▸ **PROVIDED RECORDS**:
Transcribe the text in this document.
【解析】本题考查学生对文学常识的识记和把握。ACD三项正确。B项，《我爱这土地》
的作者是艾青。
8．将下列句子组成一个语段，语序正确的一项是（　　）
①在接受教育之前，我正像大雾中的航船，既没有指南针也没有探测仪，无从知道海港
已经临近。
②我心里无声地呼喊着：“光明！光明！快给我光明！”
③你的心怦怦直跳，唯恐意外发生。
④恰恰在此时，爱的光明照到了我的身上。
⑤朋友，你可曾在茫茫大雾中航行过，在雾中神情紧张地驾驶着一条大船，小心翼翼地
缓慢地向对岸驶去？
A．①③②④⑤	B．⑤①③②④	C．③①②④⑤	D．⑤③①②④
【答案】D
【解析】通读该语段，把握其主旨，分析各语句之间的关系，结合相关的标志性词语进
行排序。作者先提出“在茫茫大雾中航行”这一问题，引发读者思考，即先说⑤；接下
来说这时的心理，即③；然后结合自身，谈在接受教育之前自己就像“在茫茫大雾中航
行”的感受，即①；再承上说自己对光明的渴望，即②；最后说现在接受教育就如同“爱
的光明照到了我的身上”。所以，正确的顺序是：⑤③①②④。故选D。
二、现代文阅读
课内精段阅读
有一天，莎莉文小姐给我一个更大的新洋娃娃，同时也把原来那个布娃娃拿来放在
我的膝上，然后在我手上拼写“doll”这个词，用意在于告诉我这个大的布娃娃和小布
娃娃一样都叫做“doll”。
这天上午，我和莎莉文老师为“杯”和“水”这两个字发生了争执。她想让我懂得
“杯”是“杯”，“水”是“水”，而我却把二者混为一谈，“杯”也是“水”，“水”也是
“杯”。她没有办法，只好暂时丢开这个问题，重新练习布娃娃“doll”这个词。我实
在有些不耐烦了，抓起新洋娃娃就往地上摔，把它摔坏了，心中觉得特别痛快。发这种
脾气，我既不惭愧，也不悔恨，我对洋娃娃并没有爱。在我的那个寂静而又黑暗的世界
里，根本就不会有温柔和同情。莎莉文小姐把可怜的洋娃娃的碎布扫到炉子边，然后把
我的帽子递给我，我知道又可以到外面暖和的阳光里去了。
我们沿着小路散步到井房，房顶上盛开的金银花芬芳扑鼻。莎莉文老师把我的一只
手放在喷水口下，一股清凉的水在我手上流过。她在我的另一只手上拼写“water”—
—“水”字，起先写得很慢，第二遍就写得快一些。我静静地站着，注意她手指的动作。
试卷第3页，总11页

▸ **AIM**:
Pull out all lines containing the word "⑤③①②④" from the entries above.

▸ **TASK OUTPUT**:
A．①③②④⑤	B．⑤①③②④	C．③①②④⑤	D．⑤③①②④
的光明照到了我的身上”。所以，正确的顺序是：⑤③①②④。故选D。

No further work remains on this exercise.